__What is required__
Carry on the chemistry question-and-answer text on the solid state from the point where it stops.

__Reading text__
>>

Punjab State Board PSEB 12th Class Chemistry Important Questions Chapter 1 The Solid State Important Questions and Answers.

## PSEB 12th Class Chemistry Important Questions Chapter 1 The Solid State

Very short answer type questions

Question 1.

Give an example each of a molecular solid and an ionic solid.

Answer:

Molecular solids: CO_{2}, I_{2}, HCl

Ionic solids: NaCl, ZnS, CaF_{2}

Question 2.

Why does the window glass of the old buildings look milky?

Answer:

It is due to heating during the day and cooling at night, i.e., due to annealing over a number of years, glass acquires crystalline character.

Question 3.

What would be the nature of solid if there is no energy gap between valence band and conduction band?

Answer:

Conductor.

Question 4.

Express the relationship between atomic radius (r) and the edge length (a) in the bcc unit cell,

Answer:

Atomic radius (r) = \(\frac{\sqrt{3}}{4}\) a (edge length of unit cell).

Question 5.

Which point defect in its crystal units increases the density of a solid?

<<

__Data extract__
>>

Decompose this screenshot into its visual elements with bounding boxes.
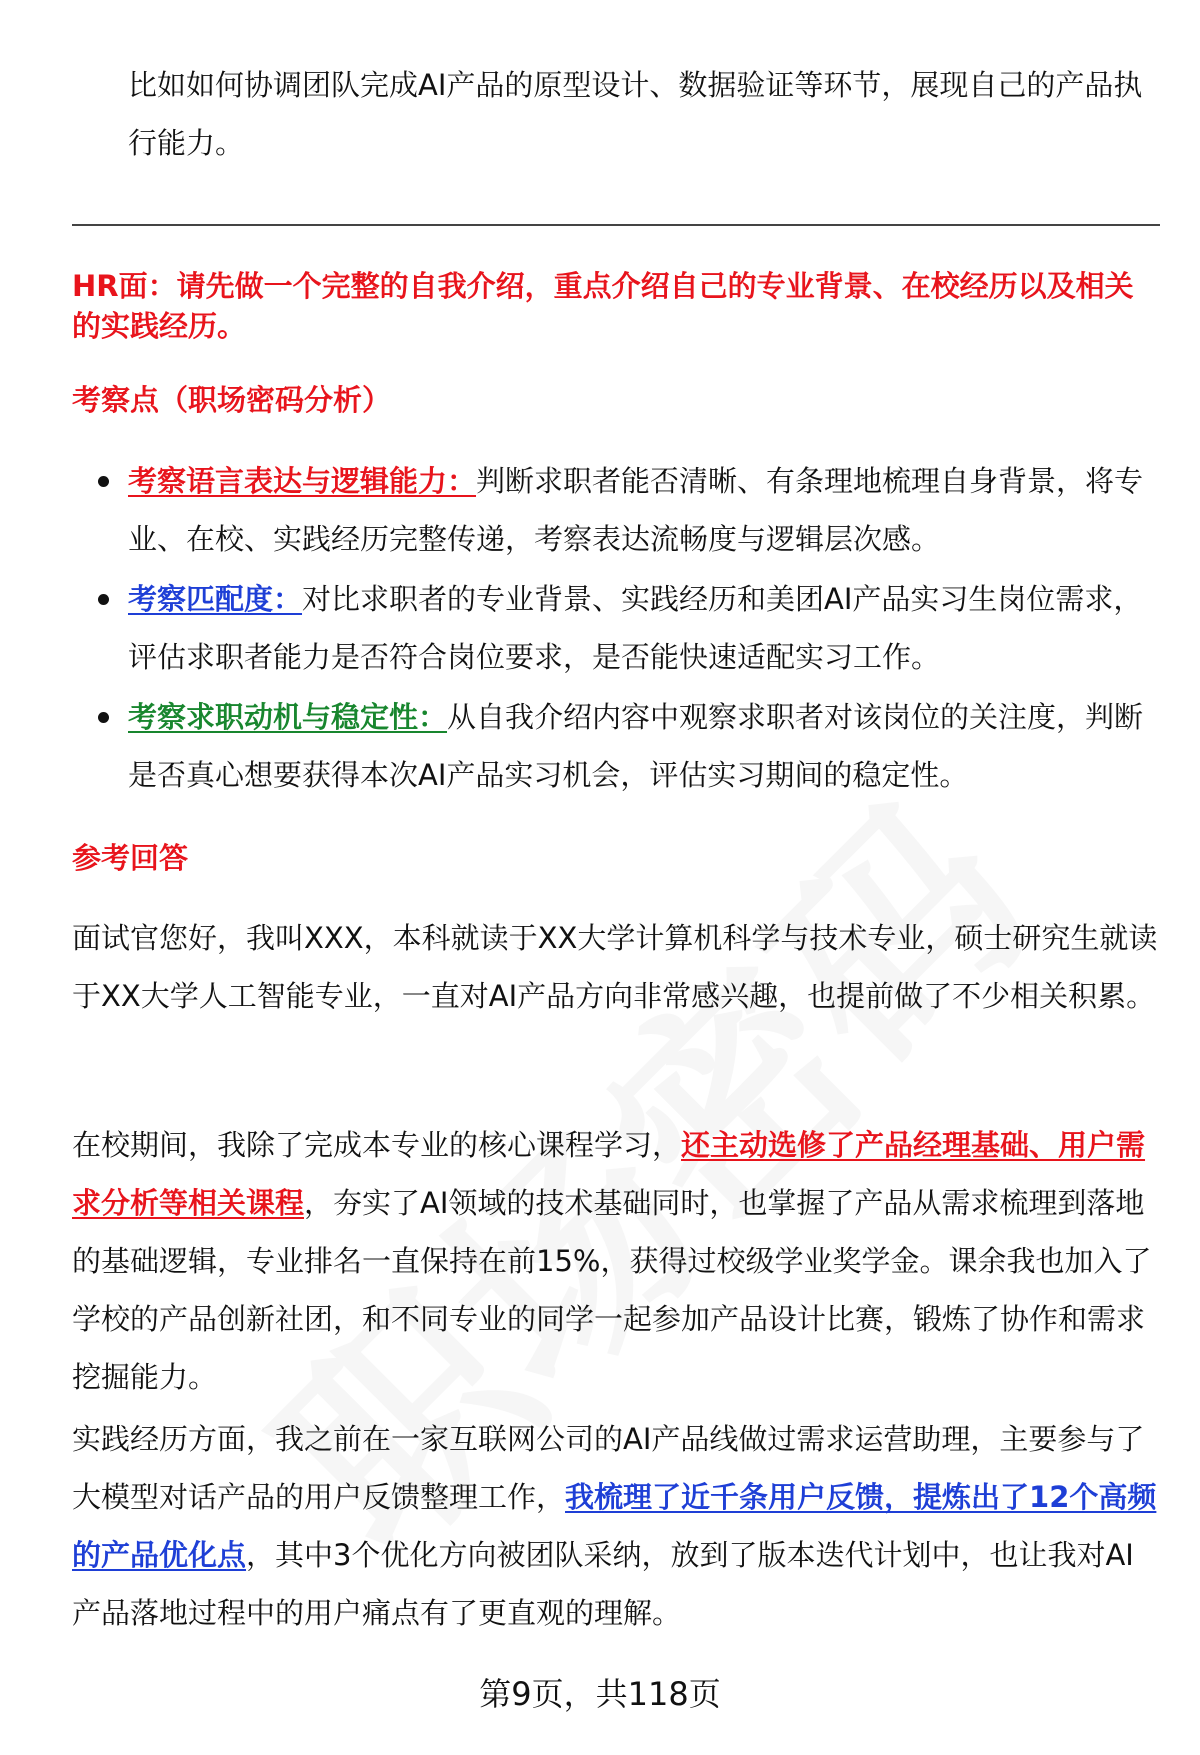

<<

__Reply__
Answer:

Interstitial defect.

Question 6.

What is meant by the term ‘forbidden zone’ in reference to band theory of solids?

Answer:

The energy gap between valence band and conduction band is known as forbidden zone.

Question 7.

‘Crystalline solids are anisotropic in nature.’ What does this statement mean?

Answer:

It means that some of their physical properties like electrical conductivity, refractive index, etc., are diferent in different directions.

Question 8.

Why does the electrical conductivity of semiconductors increase with rise in temperature? [NCERT Exemplar)

Answer:

The gap between conduction band and valence band is small in semiconductors. Therefore, electrons from the valence band can jump to the conduction band on increasing temperature. Thus, they become more conducting as the temperature increases.

Question 9.

Why does table salt NaCl sometimes appear yellow in colour?

(NCERT Exemplar)

Answer:

Yellow colour in NaCl is due to metal excess defect due to which unpaired electrons occupy anionic sites, known as F-centres. These electrons absorb energy from the visible region for the excitation which makes crystal appear yellow.

Question 10.

Why are liquids and gases categorised as fluids? (NCERT Exemplar)

Answer:

Liquids and gases have the tendency to flow, i.e., their molecules can move freely from one place to another. Therefore, they are known as fluids.

Short answer type questions

Question 1.

(i) What type of stoichiometric defect is shown by KC1 and why?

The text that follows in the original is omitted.